#### Data shown
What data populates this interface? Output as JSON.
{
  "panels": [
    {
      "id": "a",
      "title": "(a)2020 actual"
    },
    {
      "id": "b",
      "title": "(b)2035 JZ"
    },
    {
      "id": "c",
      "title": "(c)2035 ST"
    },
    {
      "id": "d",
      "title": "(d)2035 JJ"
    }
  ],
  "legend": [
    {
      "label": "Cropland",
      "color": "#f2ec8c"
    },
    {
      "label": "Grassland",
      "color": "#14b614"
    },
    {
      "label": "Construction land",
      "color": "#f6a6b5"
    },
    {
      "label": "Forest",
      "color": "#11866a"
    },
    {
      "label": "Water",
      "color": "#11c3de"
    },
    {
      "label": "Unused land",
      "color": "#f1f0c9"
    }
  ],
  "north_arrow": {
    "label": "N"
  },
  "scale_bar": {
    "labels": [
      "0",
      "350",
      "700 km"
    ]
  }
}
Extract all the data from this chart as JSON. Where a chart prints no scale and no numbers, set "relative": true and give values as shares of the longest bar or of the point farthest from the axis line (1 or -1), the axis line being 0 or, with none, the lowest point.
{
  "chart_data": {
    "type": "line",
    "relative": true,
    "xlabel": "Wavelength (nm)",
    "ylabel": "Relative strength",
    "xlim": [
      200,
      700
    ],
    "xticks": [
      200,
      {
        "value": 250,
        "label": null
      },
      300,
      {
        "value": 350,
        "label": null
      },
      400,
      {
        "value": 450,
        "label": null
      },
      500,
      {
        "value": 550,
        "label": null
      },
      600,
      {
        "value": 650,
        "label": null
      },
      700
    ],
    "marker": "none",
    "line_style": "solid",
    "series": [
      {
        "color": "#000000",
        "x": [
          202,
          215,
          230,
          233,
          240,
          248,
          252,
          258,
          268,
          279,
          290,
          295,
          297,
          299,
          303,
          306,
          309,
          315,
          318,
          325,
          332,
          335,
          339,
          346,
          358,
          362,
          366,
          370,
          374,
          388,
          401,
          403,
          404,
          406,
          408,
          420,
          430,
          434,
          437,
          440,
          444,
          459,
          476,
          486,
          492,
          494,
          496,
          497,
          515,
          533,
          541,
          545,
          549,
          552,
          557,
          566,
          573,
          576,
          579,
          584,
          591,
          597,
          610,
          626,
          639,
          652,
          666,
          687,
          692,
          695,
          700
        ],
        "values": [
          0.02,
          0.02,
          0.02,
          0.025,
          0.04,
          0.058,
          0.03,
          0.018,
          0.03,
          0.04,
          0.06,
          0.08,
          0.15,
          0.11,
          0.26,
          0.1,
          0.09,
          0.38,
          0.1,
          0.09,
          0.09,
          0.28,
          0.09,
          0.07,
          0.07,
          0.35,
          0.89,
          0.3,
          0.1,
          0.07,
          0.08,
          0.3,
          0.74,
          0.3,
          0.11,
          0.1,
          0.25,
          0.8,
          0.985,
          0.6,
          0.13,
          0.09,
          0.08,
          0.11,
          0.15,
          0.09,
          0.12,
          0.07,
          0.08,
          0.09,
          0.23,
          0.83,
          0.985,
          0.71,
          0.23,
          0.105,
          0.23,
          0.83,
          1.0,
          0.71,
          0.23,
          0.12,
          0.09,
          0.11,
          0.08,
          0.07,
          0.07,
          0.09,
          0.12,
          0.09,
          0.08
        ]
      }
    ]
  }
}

#### Set exercise
In the records above, how many lines contain the string "values"? State that number only.

#### Final answer
2